### Required work
Repeat the material in full. Keep every line exactly as it is.
····················
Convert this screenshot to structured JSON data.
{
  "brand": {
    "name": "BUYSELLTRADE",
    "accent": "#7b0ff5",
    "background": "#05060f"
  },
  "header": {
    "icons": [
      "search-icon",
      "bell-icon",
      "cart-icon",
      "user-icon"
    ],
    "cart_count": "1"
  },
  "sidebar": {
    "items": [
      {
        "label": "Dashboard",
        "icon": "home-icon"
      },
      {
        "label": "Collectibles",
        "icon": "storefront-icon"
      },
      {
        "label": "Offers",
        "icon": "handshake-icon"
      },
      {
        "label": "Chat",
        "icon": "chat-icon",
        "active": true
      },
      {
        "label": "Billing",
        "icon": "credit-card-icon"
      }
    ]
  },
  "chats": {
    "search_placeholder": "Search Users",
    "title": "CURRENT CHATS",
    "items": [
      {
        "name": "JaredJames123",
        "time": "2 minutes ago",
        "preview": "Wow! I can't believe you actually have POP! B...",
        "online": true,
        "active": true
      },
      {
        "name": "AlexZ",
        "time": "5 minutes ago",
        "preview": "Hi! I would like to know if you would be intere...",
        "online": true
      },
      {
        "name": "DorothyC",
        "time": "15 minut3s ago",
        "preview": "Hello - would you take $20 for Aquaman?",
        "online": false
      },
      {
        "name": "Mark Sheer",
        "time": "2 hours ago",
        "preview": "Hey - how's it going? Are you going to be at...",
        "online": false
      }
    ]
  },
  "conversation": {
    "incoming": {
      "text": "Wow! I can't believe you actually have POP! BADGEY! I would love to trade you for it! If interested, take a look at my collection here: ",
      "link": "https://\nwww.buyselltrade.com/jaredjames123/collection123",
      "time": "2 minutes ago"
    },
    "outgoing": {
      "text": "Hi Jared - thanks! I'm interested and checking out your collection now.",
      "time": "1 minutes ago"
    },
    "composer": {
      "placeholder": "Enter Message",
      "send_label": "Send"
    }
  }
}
····················
### Exercise response
Convert this screenshot to structured JSON data.
{
  "brand": {
    "name": "BUYSELLTRADE",
    "accent": "#7b0ff5",
    "background": "#05060f"
  },
  "header": {
    "icons": [
      "search-icon",
      "bell-icon",
      "cart-icon",
      "user-icon"
    ],
    "cart_count": "1"
  },
  "sidebar": {
    "items": [
      {
        "label": "Dashboard",
        "icon": "home-icon"
      },
      {
        "label": "Collectibles",
        "icon": "storefront-icon"
      },
      {
        "label": "Offers",
        "icon": "handshake-icon"
      },
      {
        "label": "Chat",
        "icon": "chat-icon",
        "active": true
      },
      {
        "label": "Billing",
        "icon": "credit-card-icon"
      }
    ]
  },
  "chats": {
    "search_placeholder": "Search Users",
    "title": "CURRENT CHATS",
    "items": [
      {
        "name": "JaredJames123",
        "time": "2 minutes ago",
        "preview": "Wow! I can't believe you actually have POP! B...",
        "online": true,
        "active": true
      },
      {
        "name": "AlexZ",
        "time": "5 minutes ago",
        "preview": "Hi! I would like to know if you would be intere...",
        "online": true
      },
      {
        "name": "DorothyC",
        "time": "15 minut3s ago",
        "preview": "Hello - would you take $20 for Aquaman?",
        "online": false
      },
      {
        "name": "Mark Sheer",
        "time": "2 hours ago",
        "preview": "Hey - how's it going? Are you going to be at...",
        "online": false
      }
    ]
  },
  "conversation": {
    "incoming": {
      "text": "Wow! I can't believe you actually have POP! BADGEY! I would love to trade you for it! If interested, take a look at my collection here: ",
      "link": "https://\nwww.buyselltrade.com/jaredjames123/collection123",
      "time": "2 minutes ago"
    },
    "outgoing": {
      "text": "Hi Jared - thanks! I'm interested and checking out your collection now.",
      "time": "1 minutes ago"
    },
    "composer": {
      "placeholder": "Enter Message",
      "send_label": "Send"
    }
  }
}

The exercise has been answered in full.